**Work required**. Write out each line that follows exactly as it stands, without the pictures.

**Entries provided**.

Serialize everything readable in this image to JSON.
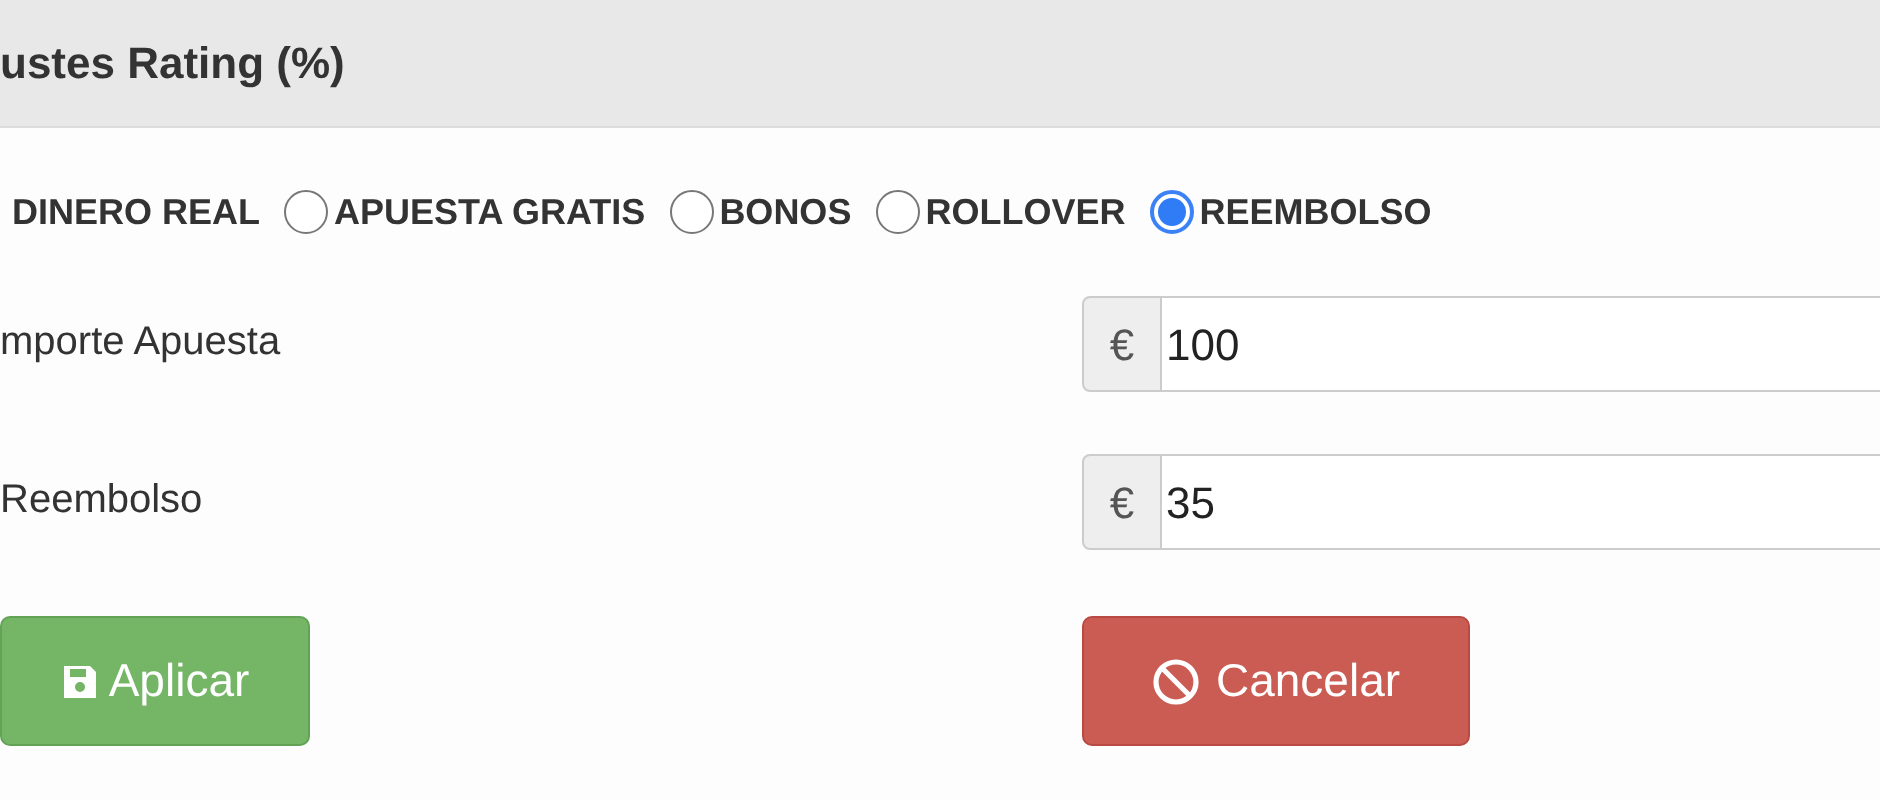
{
  "panel": {
    "title": "ustes Rating (%)"
  },
  "options": [
    {
      "label": "DINERO REAL"
    },
    {
      "label": "APUESTA GRATIS",
      "selected": false
    },
    {
      "label": "BONOS",
      "selected": false
    },
    {
      "label": "ROLLOVER",
      "selected": false
    },
    {
      "label": "REEMBOLSO",
      "selected": true
    }
  ],
  "fields": [
    {
      "label": "mporte Apuesta",
      "addon": "€",
      "value": "100"
    },
    {
      "label": "Reembolso",
      "addon": "€",
      "value": "35"
    }
  ],
  "buttons": [
    {
      "kind": "apply",
      "label": "Aplicar"
    },
    {
      "kind": "cancel",
      "label": "Cancelar"
    }
  ]
}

**Answer**.
Serialize everything readable in this image to JSON.
{
  "panel": {
    "title": "ustes Rating (%)"
  },
  "options": [
    {
      "label": "DINERO REAL"
    },
    {
      "label": "APUESTA GRATIS",
      "selected": false
    },
    {
      "label": "BONOS",
      "selected": false
    },
    {
      "label": "ROLLOVER",
      "selected": false
    },
    {
      "label": "REEMBOLSO",
      "selected": true
    }
  ],
  "fields": [
    {
      "label": "mporte Apuesta",
      "addon": "€",
      "value": "100"
    },
    {
      "label": "Reembolso",
      "addon": "€",
      "value": "35"
    }
  ],
  "buttons": [
    {
      "kind": "apply",
      "label": "Aplicar"
    },
    {
      "kind": "cancel",
      "label": "Cancelar"
    }
  ]
}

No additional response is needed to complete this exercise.